**WHAT IS ASKED**. Below are the records. List every line holding the word "kind".
----- MATERIAL PROVIDED
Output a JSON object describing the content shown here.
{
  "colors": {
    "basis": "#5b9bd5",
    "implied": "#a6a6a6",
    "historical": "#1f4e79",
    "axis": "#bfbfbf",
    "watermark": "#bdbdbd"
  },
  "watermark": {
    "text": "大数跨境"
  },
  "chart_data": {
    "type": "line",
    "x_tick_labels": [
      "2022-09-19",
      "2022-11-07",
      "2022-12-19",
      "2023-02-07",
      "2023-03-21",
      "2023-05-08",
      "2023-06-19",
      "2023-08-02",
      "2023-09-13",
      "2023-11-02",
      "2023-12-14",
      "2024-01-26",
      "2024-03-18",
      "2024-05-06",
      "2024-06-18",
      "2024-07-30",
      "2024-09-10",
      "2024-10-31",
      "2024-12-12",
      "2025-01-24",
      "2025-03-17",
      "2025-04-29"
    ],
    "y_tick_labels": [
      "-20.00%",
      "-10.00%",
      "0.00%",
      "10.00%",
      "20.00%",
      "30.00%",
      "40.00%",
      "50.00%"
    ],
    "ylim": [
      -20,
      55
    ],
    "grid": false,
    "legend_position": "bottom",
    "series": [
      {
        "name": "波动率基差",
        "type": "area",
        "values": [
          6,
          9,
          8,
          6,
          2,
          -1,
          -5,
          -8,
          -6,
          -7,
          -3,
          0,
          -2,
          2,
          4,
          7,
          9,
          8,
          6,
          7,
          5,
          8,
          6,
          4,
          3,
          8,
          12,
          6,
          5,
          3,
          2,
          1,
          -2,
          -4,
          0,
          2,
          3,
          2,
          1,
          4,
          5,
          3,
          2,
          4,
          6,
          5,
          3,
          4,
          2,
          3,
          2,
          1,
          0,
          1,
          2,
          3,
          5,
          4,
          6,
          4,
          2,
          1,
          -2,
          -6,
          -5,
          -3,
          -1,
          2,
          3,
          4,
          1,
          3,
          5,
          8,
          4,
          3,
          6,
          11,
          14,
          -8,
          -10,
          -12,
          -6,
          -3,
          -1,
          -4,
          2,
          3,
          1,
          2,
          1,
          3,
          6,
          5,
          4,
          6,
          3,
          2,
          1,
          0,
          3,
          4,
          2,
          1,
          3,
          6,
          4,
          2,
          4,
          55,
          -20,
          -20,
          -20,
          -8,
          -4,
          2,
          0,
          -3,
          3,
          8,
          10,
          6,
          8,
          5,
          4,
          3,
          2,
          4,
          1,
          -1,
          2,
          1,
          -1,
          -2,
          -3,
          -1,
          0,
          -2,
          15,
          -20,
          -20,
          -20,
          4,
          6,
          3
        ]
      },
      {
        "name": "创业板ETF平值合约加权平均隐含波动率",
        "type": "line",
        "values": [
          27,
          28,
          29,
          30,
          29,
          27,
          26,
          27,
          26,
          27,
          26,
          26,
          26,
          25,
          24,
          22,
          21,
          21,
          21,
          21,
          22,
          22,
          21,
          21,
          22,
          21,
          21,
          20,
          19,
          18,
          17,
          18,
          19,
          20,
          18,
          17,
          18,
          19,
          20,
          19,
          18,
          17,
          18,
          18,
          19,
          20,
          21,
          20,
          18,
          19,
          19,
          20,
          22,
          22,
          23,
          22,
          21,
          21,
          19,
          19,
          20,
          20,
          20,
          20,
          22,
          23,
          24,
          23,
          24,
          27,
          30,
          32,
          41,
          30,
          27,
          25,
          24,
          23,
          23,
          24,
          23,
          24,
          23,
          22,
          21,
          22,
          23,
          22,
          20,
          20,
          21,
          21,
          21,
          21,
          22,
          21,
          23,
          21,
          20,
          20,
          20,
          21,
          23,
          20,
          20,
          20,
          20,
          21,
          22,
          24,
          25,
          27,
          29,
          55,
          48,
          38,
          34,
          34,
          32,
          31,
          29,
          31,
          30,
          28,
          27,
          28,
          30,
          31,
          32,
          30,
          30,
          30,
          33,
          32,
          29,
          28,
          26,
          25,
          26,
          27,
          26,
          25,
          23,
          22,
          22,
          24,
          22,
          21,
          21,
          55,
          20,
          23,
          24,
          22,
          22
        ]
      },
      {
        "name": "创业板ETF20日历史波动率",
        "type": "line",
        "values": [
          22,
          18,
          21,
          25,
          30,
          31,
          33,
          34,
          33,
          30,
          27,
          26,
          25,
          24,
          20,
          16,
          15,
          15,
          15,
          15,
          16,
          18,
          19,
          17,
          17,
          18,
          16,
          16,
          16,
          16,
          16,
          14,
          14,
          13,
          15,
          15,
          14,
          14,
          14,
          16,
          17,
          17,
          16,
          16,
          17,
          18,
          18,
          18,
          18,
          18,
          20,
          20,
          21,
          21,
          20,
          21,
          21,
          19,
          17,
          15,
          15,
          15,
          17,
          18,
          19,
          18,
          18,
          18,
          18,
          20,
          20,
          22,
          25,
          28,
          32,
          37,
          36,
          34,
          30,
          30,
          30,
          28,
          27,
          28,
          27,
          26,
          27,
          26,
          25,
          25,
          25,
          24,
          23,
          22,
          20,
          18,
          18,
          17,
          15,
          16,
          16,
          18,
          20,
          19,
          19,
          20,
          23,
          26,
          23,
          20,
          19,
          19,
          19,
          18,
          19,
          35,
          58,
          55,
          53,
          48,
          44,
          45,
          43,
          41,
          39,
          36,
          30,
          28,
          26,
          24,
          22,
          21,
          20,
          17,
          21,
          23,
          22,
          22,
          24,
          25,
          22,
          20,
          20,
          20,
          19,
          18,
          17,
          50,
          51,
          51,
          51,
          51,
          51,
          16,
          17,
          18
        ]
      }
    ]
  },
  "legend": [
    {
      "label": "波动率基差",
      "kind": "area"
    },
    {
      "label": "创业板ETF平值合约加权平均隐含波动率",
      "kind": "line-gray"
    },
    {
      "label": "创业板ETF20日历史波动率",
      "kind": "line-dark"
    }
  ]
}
----------
**WRITTEN REPLY**.
      "kind": "area"
      "kind": "line-gray"
      "kind": "line-dark"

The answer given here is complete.